■ What the exercise asks: Find how many lines of the listing include the string "xlabel", and report only that figure.

■ Task data:

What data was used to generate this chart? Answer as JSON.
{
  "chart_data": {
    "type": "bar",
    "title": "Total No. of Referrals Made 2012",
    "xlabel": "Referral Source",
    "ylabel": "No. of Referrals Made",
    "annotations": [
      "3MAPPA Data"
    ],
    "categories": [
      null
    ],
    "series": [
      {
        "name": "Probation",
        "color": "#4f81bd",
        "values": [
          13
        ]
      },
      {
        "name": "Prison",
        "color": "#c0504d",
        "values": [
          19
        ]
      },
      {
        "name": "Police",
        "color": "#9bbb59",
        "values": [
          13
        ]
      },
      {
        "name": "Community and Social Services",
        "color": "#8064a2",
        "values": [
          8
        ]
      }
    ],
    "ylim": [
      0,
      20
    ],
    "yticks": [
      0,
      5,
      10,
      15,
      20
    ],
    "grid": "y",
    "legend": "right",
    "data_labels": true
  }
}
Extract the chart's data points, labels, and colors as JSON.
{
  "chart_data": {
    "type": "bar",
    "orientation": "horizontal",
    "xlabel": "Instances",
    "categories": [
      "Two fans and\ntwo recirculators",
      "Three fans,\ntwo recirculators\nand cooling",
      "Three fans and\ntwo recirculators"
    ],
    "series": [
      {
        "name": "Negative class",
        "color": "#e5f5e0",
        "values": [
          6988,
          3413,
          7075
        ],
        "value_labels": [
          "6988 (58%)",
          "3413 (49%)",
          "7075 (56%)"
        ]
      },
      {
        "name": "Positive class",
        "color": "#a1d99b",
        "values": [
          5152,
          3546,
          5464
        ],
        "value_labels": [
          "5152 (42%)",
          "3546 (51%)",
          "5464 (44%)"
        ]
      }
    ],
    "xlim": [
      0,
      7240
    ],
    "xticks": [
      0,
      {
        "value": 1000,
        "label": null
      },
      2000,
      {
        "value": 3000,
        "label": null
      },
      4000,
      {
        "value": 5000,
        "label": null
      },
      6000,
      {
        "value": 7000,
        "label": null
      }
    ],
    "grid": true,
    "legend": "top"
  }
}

■ Written answer: 2